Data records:
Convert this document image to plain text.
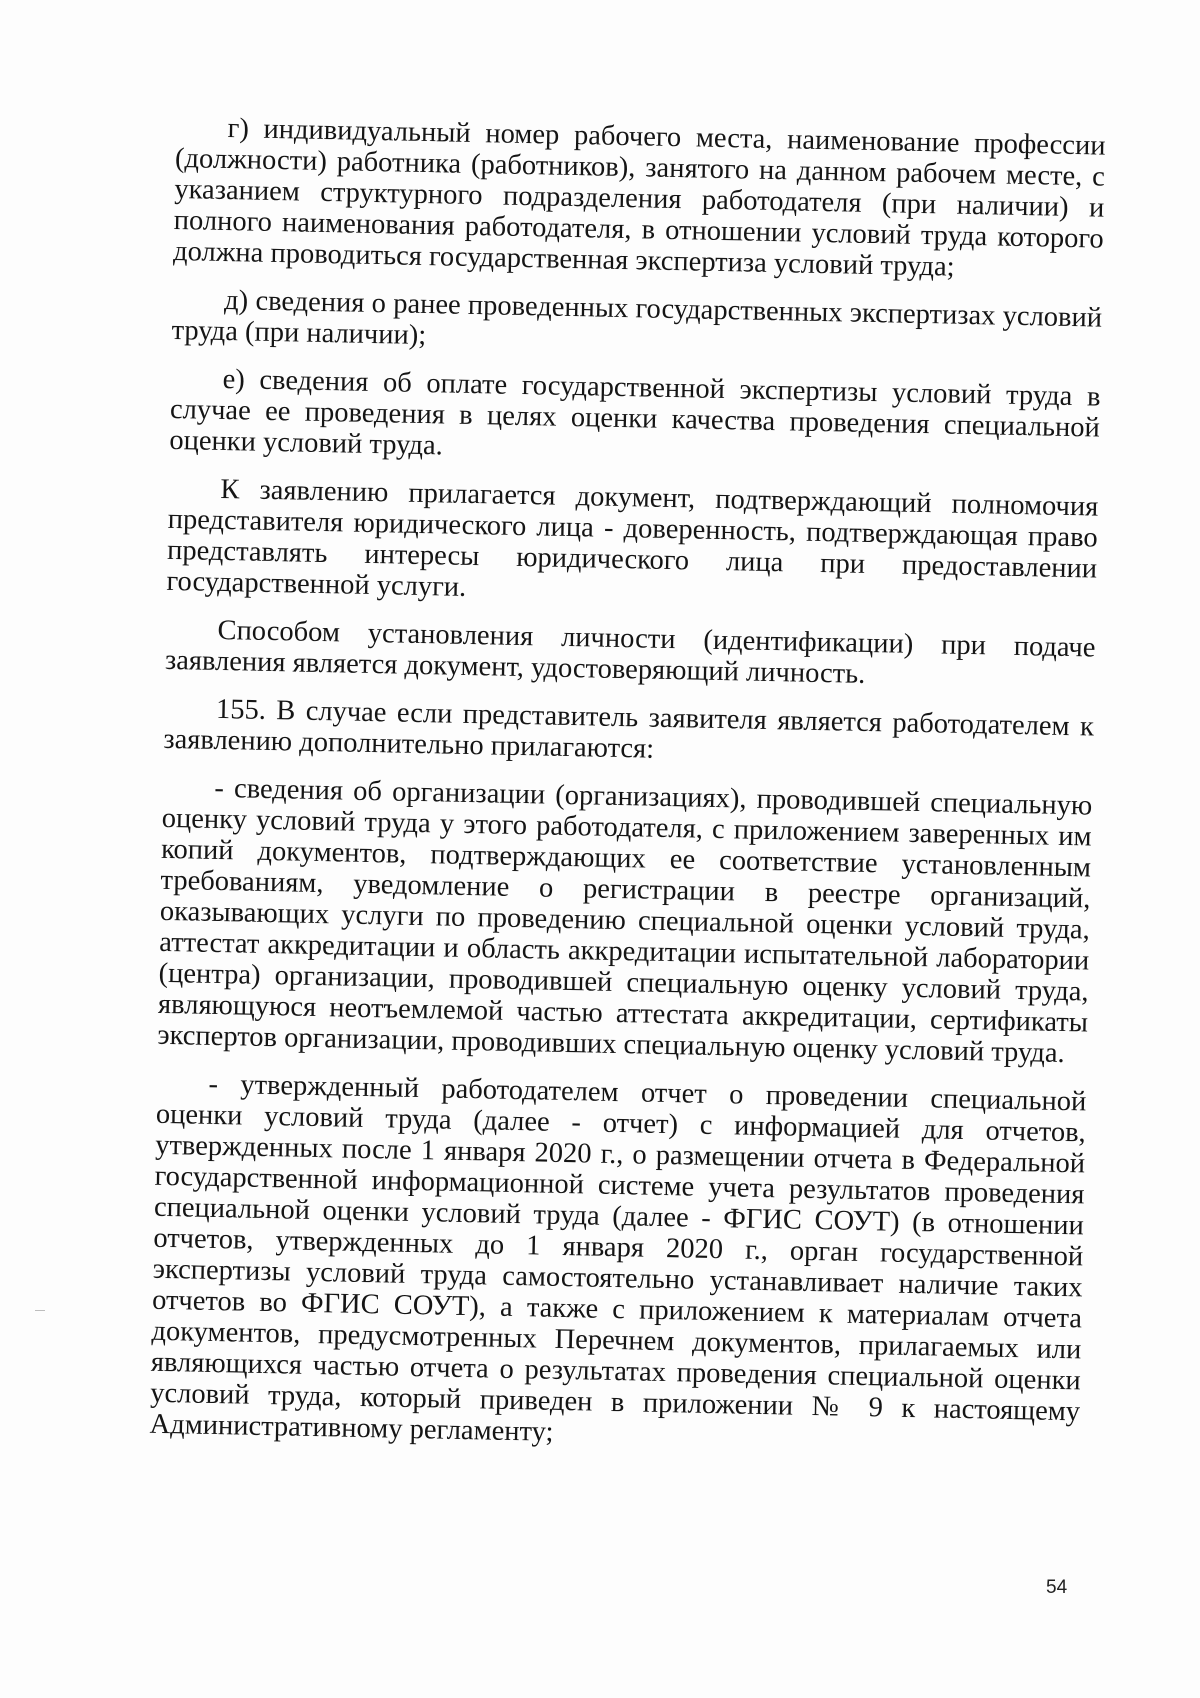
г) индивидуальный номер рабочего места, наименование профессии (должности) работника (работников), занятого на данном рабочем месте, с указанием структурного подразделения работодателя (при наличии) и полного наименования работодателя, в отношении условий труда которого должна проводиться государственная экспертиза условий труда;

д) сведения о ранее проведенных государственных экспертизах условий труда (при наличии);

е) сведения об оплате государственной экспертизы условий труда в случае ее проведения в целях оценки качества проведения специальной оценки условий труда.

К заявлению прилагается документ, подтверждающий полномочия представителя юридического лица - доверенность, подтверждающая право представлять интересы юридического лица при предоставлении государственной услуги.

Способом установления личности (идентификации) при подаче заявления является документ, удостоверяющий личность.

155. В случае если представитель заявителя является работодателем к заявлению дополнительно прилагаются:

- сведения об организации (организациях), проводившей специальную оценку условий труда у этого работодателя, с приложением заверенных им копий документов, подтверждающих ее соответствие установленным требованиям, уведомление о регистрации в реестре организаций, оказывающих услуги по проведению специальной оценки условий труда, аттестат аккредитации и область аккредитации испытательной лаборатории (центра) организации, проводившей специальную оценку условий труда, являющуюся неотъемлемой частью аттестата аккредитации, сертификаты экспертов организации, проводивших специальную оценку условий труда.

- утвержденный работодателем отчет о проведении специальной оценки условий труда (далее - отчет) с информацией для отчетов, утвержденных после 1 января 2020 г., о размещении отчета в Федеральной государственной информационной системе учета результатов проведения специальной оценки условий труда (далее - ФГИС СОУТ) (в отношении отчетов, утвержденных до 1 января 2020 г., орган государственной экспертизы условий труда самостоятельно устанавливает наличие таких отчетов во ФГИС СОУТ), а также с приложением к материалам отчета документов, предусмотренных Перечнем документов, прилагаемых или являющихся частью отчета о результатах проведения специальной оценки условий труда, который приведен в приложении № 9 к настоящему Административному регламенту;

54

WHAT YOU NEED TO DO:
Copy out all the data exactly; skip the pictures.

TASK SOLUTION:
Convert this document image to plain text.
г) индивидуальный номер рабочего места, наименование профессии (должности) работника (работников), занятого на данном рабочем месте, с указанием структурного подразделения работодателя (при наличии) и полного наименования работодателя, в отношении условий труда которого должна проводиться государственная экспертиза условий труда;

д) сведения о ранее проведенных государственных экспертизах условий труда (при наличии);

е) сведения об оплате государственной экспертизы условий труда в случае ее проведения в целях оценки качества проведения специальной оценки условий труда.

К заявлению прилагается документ, подтверждающий полномочия представителя юридического лица - доверенность, подтверждающая право представлять интересы юридического лица при предоставлении государственной услуги.

Способом установления личности (идентификации) при подаче заявления является документ, удостоверяющий личность.

155. В случае если представитель заявителя является работодателем к заявлению дополнительно прилагаются:

- сведения об организации (организациях), проводившей специальную оценку условий труда у этого работодателя, с приложением заверенных им копий документов, подтверждающих ее соответствие установленным требованиям, уведомление о регистрации в реестре организаций, оказывающих услуги по проведению специальной оценки условий труда, аттестат аккредитации и область аккредитации испытательной лаборатории (центра) организации, проводившей специальную оценку условий труда, являющуюся неотъемлемой частью аттестата аккредитации, сертификаты экспертов организации, проводивших специальную оценку условий труда.

- утвержденный работодателем отчет о проведении специальной оценки условий труда (далее - отчет) с информацией для отчетов, утвержденных после 1 января 2020 г., о размещении отчета в Федеральной государственной информационной системе учета результатов проведения специальной оценки условий труда (далее - ФГИС СОУТ) (в отношении отчетов, утвержденных до 1 января 2020 г., орган государственной экспертизы условий труда самостоятельно устанавливает наличие таких отчетов во ФГИС СОУТ), а также с приложением к материалам отчета документов, предусмотренных Перечнем документов, прилагаемых или являющихся частью отчета о результатах проведения специальной оценки условий труда, который приведен в приложении № 9 к настоящему Административному регламенту;

54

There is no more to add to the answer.